Each entry that follows must be output without any deviation.

= The records =
>>>

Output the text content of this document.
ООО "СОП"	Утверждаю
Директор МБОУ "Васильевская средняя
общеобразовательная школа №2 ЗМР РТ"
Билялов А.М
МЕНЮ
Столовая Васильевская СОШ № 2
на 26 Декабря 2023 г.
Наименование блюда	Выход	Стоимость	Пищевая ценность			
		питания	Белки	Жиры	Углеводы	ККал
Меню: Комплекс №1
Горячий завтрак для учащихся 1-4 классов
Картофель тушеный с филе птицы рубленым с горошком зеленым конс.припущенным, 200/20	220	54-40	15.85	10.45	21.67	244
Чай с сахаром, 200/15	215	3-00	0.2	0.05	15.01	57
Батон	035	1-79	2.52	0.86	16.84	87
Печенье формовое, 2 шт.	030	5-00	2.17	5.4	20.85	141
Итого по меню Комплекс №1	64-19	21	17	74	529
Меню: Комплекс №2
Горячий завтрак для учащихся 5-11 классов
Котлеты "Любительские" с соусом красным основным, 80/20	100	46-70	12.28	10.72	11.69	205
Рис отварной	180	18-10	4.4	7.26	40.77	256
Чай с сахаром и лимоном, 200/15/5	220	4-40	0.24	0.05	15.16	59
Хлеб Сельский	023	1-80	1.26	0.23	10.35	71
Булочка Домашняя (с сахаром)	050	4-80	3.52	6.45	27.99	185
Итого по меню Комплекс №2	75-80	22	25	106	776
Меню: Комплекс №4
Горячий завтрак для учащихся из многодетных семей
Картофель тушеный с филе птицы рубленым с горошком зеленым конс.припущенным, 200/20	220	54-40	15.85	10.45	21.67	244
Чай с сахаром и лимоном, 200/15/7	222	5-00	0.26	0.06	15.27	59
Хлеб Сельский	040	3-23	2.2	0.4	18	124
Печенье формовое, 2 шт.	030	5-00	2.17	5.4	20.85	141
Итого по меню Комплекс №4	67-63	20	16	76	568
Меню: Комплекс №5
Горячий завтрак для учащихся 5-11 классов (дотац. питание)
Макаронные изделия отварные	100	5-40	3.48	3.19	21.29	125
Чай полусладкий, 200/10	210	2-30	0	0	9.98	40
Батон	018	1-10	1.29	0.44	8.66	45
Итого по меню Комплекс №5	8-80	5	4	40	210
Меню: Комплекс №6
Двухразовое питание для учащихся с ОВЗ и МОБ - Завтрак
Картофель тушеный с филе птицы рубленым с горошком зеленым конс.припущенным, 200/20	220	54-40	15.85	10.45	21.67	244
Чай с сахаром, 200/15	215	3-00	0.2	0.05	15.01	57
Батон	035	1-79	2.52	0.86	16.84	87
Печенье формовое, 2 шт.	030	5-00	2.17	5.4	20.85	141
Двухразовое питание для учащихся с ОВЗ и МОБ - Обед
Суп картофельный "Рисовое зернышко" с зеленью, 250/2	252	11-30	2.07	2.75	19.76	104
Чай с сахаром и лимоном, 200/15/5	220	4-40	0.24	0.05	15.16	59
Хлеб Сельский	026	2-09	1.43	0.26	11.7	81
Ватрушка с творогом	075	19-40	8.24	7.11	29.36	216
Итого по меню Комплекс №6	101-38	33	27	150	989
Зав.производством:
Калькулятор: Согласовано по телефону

<<<

= Expected output =
Output the text content of this document.
ООО "СОП"	Утверждаю
Директор МБОУ "Васильевская средняя
общеобразовательная школа №2 ЗМР РТ"
Билялов А.М
МЕНЮ
Столовая Васильевская СОШ № 2
на 26 Декабря 2023 г.
Наименование блюда	Выход	Стоимость	Пищевая ценность			
		питания	Белки	Жиры	Углеводы	ККал
Меню: Комплекс №1
Горячий завтрак для учащихся 1-4 классов
Картофель тушеный с филе птицы рубленым с горошком зеленым конс.припущенным, 200/20	220	54-40	15.85	10.45	21.67	244
Чай с сахаром, 200/15	215	3-00	0.2	0.05	15.01	57
Батон	035	1-79	2.52	0.86	16.84	87
Печенье формовое, 2 шт.	030	5-00	2.17	5.4	20.85	141
Итого по меню Комплекс №1	64-19	21	17	74	529
Меню: Комплекс №2
Горячий завтрак для учащихся 5-11 классов
Котлеты "Любительские" с соусом красным основным, 80/20	100	46-70	12.28	10.72	11.69	205
Рис отварной	180	18-10	4.4	7.26	40.77	256
Чай с сахаром и лимоном, 200/15/5	220	4-40	0.24	0.05	15.16	59
Хлеб Сельский	023	1-80	1.26	0.23	10.35	71
Булочка Домашняя (с сахаром)	050	4-80	3.52	6.45	27.99	185
Итого по меню Комплекс №2	75-80	22	25	106	776
Меню: Комплекс №4
Горячий завтрак для учащихся из многодетных семей
Картофель тушеный с филе птицы рубленым с горошком зеленым конс.припущенным, 200/20	220	54-40	15.85	10.45	21.67	244
Чай с сахаром и лимоном, 200/15/7	222	5-00	0.26	0.06	15.27	59
Хлеб Сельский	040	3-23	2.2	0.4	18	124
Печенье формовое, 2 шт.	030	5-00	2.17	5.4	20.85	141
Итого по меню Комплекс №4	67-63	20	16	76	568
Меню: Комплекс №5
Горячий завтрак для учащихся 5-11 классов (дотац. питание)
Макаронные изделия отварные	100	5-40	3.48	3.19	21.29	125
Чай полусладкий, 200/10	210	2-30	0	0	9.98	40
Батон	018	1-10	1.29	0.44	8.66	45
Итого по меню Комплекс №5	8-80	5	4	40	210
Меню: Комплекс №6
Двухразовое питание для учащихся с ОВЗ и МОБ - Завтрак
Картофель тушеный с филе птицы рубленым с горошком зеленым конс.припущенным, 200/20	220	54-40	15.85	10.45	21.67	244
Чай с сахаром, 200/15	215	3-00	0.2	0.05	15.01	57
Батон	035	1-79	2.52	0.86	16.84	87
Печенье формовое, 2 шт.	030	5-00	2.17	5.4	20.85	141
Двухразовое питание для учащихся с ОВЗ и МОБ - Обед
Суп картофельный "Рисовое зернышко" с зеленью, 250/2	252	11-30	2.07	2.75	19.76	104
Чай с сахаром и лимоном, 200/15/5	220	4-40	0.24	0.05	15.16	59
Хлеб Сельский	026	2-09	1.43	0.26	11.7	81
Ватрушка с творогом	075	19-40	8.24	7.11	29.36	216
Итого по меню Комплекс №6	101-38	33	27	150	989
Зав.производством:
Калькулятор: Согласовано по телефону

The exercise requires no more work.